:: Task description ::
Spot every line with the word "JSON" and return it.

:: Given data ::

○ ○ ○ ○ ○

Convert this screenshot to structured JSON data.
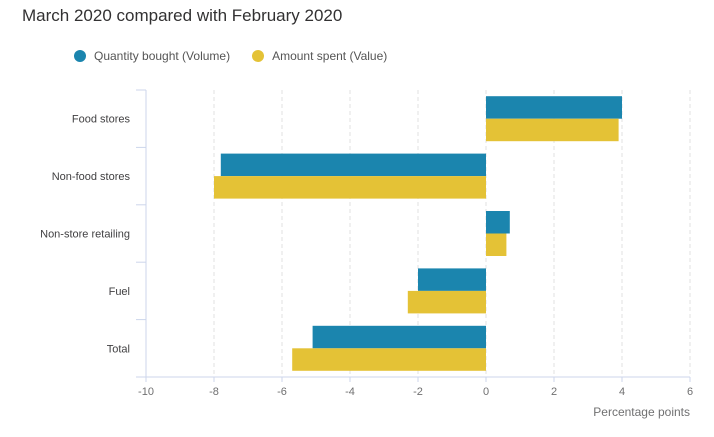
{
  "chart_data": {
    "type": "bar",
    "orientation": "horizontal",
    "title": "March 2020 compared with February 2020",
    "categories": [
      "Food stores",
      "Non-food stores",
      "Non-store retailing",
      "Fuel",
      "Total"
    ],
    "series": [
      {
        "name": "Quantity bought (Volume)",
        "color": "#1b85ae",
        "values": [
          4.0,
          -7.8,
          0.7,
          -2.0,
          -5.1
        ]
      },
      {
        "name": "Amount spent (Value)",
        "color": "#e4c236",
        "values": [
          3.9,
          -8.0,
          0.6,
          -2.3,
          -5.7
        ]
      }
    ],
    "xlabel": "Percentage points",
    "ylabel": "",
    "xlim": [
      -10,
      6
    ],
    "xticks": [
      "-10",
      "-8",
      "-6",
      "-4",
      "-2",
      "0",
      "2",
      "4",
      "6"
    ],
    "grid": true,
    "legend_position": "top-left"
  }
}
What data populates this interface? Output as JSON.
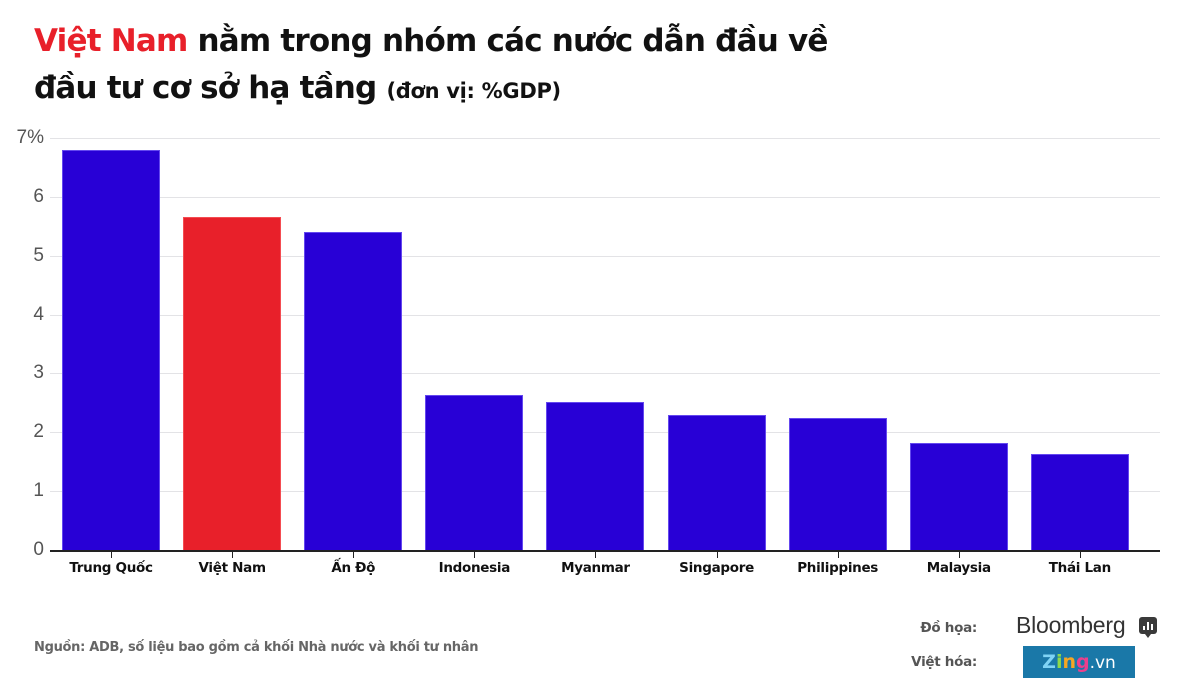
{
  "title": {
    "highlight": "Việt Nam",
    "line1_rest": " nằm trong nhóm các nước dẫn đầu về",
    "line2": "đầu tư cơ sở hạ tầng ",
    "unit": "(đơn vị: %GDP)"
  },
  "colors": {
    "bar_default": "#2800d6",
    "bar_highlight": "#e8202a",
    "title_highlight": "#e8202a",
    "gridline": "#e3e3e6",
    "zing_bg": "#1a78a8"
  },
  "chart_data": {
    "type": "bar",
    "title": "Việt Nam nằm trong nhóm các nước dẫn đầu về đầu tư cơ sở hạ tầng (đơn vị: %GDP)",
    "categories": [
      "Trung Quốc",
      "Việt Nam",
      "Ấn Độ",
      "Indonesia",
      "Myanmar",
      "Singapore",
      "Philippines",
      "Malaysia",
      "Thái Lan"
    ],
    "values": [
      6.8,
      5.65,
      5.4,
      2.63,
      2.51,
      2.29,
      2.24,
      1.82,
      1.63
    ],
    "highlight_category": "Việt Nam",
    "xlabel": "",
    "ylabel": "%GDP",
    "ylim": [
      0,
      7
    ],
    "yticks": [
      "0",
      "1",
      "2",
      "3",
      "4",
      "5",
      "6",
      "7%"
    ],
    "grid": true,
    "legend": null
  },
  "footer": {
    "source": "Nguồn: ADB, số liệu bao gồm cả khối Nhà nước và khối tư nhân",
    "graphics_label": "Đồ họa:",
    "graphics_brand": "Bloomberg",
    "localized_label": "Việt hóa:",
    "zing_letters": [
      {
        "ch": "Z",
        "color": "#7fd3f5"
      },
      {
        "ch": "i",
        "color": "#8ed94a"
      },
      {
        "ch": "n",
        "color": "#f5a623"
      },
      {
        "ch": "g",
        "color": "#ec3f8c"
      }
    ],
    "zing_suffix": ".vn"
  }
}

○ ○ ○ ○ ○

:: Response ::
Convert this screenshot to structured JSON data.
What data populates this interface? Output as JSON.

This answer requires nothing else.